#### DIRECTIONS:
Give every line from the entries that contains "cdot".

** START ENTRIES SHOWN **

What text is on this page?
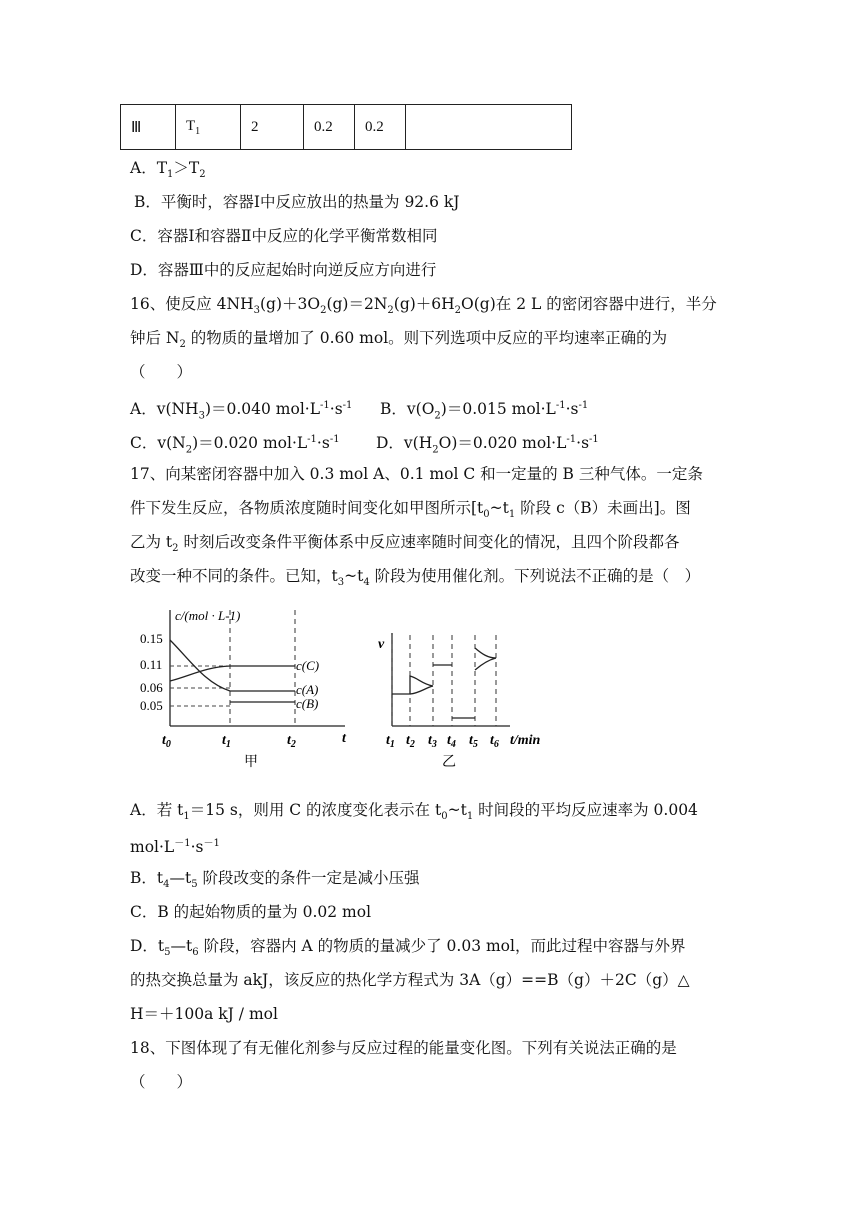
Ⅲ	$T_1$	2	0.2	0.2	
A．$T_1>T_2$
B．平衡时，容器Ⅰ中反应放出的热量为 92.6 kJ
C．容器Ⅰ和容器Ⅱ中反应的化学平衡常数相同
D．容器Ⅲ中的反应起始时向逆反应方向进行
16、使反应 $4NH_3(g)+3O_2(g)=2N_2(g)+6H_2O(g)$在 2 L 的密闭容器中进行，半分
钟后 $N_2$ 的物质的量增加了 0.60 mol。则下列选项中反应的平均速率正确的为
（　　）
A．$v(NH_3)=0.040$ $mol\cdot L^{-1}\cdot s^{-1}$ B．$v(O_2)=0.015$ $mol\cdot L^{-1}\cdot s^{-1}$
C．$v(N_2)=0.020$ $mol\cdot L^{-1}\cdot s^{-1}$ D．$v(H_2O)=0.020$ $mol\cdot L^{-1}\cdot s^{-1}$
17、向某密闭容器中加入 0.3 mol A、0.1 mol C 和一定量的 B 三种气体。一定条
件下发生反应，各物质浓度随时间变化如甲图所示[$t_0\sim t_1$ 阶段 c（B）未画出]。图
乙为 $t_2$ 时刻后改变条件平衡体系中反应速率随时间变化的情况，且四个阶段都各
改变一种不同的条件。已知，$t_3\sim t_4$ 阶段为使用催化剂。下列说法不正确的是（　）
c/(mol · L-1)
0.15
0.11
0.06
0.05
c(C)
c(A)
c(B)
$t_0$	$t_1$	$t_2$	t
甲
v
$t_1$ $t_2$ $t_3$ $t_4$ $t_5$ $t_6$ t/min
乙
A．若 $t_1=15$ s，则用 C 的浓度变化表示在 $t_0\sim t_1$ 时间段的平均反应速率为 0.004
$mol\cdot L^{-1}\cdot s^{-1}$
B．$t_4—t_5$ 阶段改变的条件一定是减小压强
C．B 的起始物质的量为 0.02 mol
D．$t_5—t_6$ 阶段，容器内 A 的物质的量减少了 0.03 mol，而此过程中容器与外界
的热交换总量为 akJ，该反应的热化学方程式为 3A（g）==B（g）＋2C（g）△
H＝＋100a kJ / mol
18、下图体现了有无催化剂参与反应过程的能量变化图。下列有关说法正确的是
（　　）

** END ENTRIES SHOWN **

#### ANSWER IN FULL:
A．$v(NH_3)=0.040$ $mol\cdot L^{-1}\cdot s^{-1}$ B．$v(O_2)=0.015$ $mol\cdot L^{-1}\cdot s^{-1}$
C．$v(N_2)=0.020$ $mol\cdot L^{-1}\cdot s^{-1}$ D．$v(H_2O)=0.020$ $mol\cdot L^{-1}\cdot s^{-1}$
$mol\cdot L^{-1}\cdot s^{-1}$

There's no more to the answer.